=== Entries shown ===
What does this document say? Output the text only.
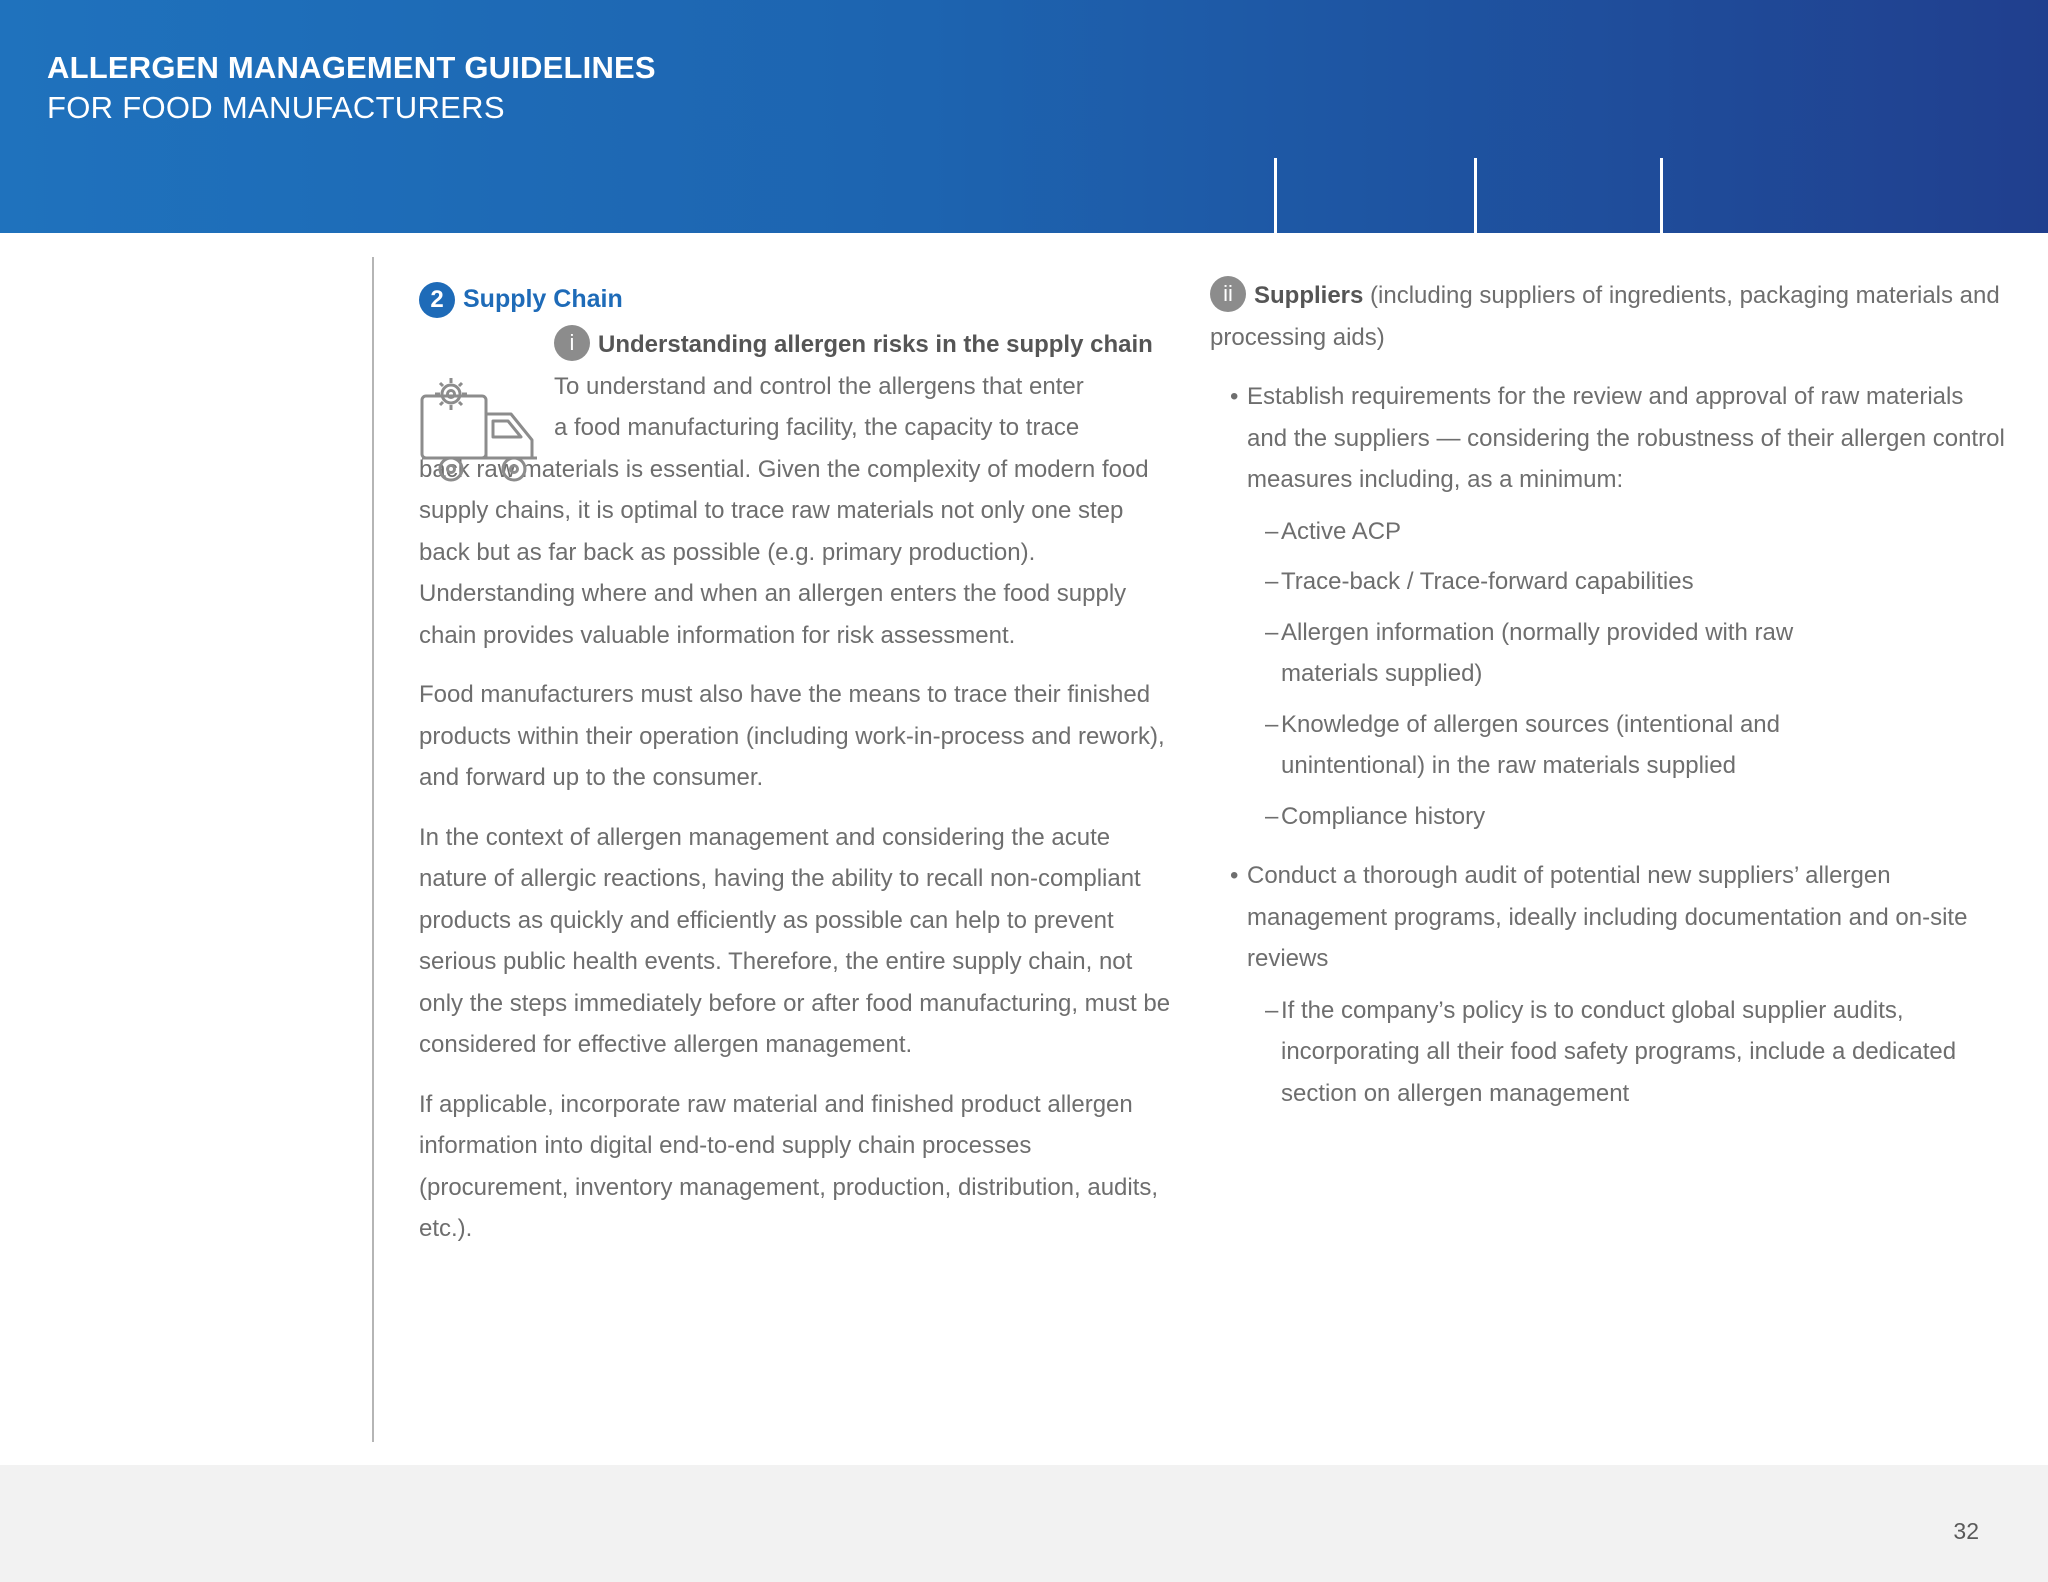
ALLERGEN MANAGEMENT GUIDELINES
FOR FOOD MANUFACTURERS
2 Supply Chain
i Understanding allergen risks in the supply chain
To understand and control the allergens that enter
a food manufacturing facility, the capacity to trace

back raw materials is essential. Given the complexity of modern food supply chains, it is optimal to trace raw materials not only one step back but as far back as possible (e.g. primary production). Understanding where and when an allergen enters the food supply chain provides valuable information for risk assessment.

Food manufacturers must also have the means to trace their finished products within their operation (including work-in-process and rework), and forward up to the consumer.

In the context of allergen management and considering the acute nature of allergic reactions, having the ability to recall non-compliant products as quickly and efficiently as possible can help to prevent serious public health events. Therefore, the entire supply chain, not only the steps immediately before or after food manufacturing, must be considered for effective allergen management.

If applicable, incorporate raw material and finished product allergen information into digital end-to-end supply chain processes (procurement, inventory management, production, distribution, audits, etc.).

ii Suppliers (including suppliers of ingredients, packaging materials and processing aids)
• Establish requirements for the review and approval of raw materials and the suppliers — considering the robustness of their allergen control measures including, as a minimum:
– Active ACP
– Trace-back / Trace-forward capabilities
– Allergen information (normally provided with raw materials supplied)
– Knowledge of allergen sources (intentional and unintentional) in the raw materials supplied
– Compliance history
• Conduct a thorough audit of potential new suppliers’ allergen management programs, ideally including documentation and on-site reviews
– If the company’s policy is to conduct global supplier audits, incorporating all their food safety programs, include a dedicated section on allergen management
32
===
#### [The problem]
Looking at the listing above, how many of its lines contain the string "suppliers"? Give the number alone.

#### [Task output]
3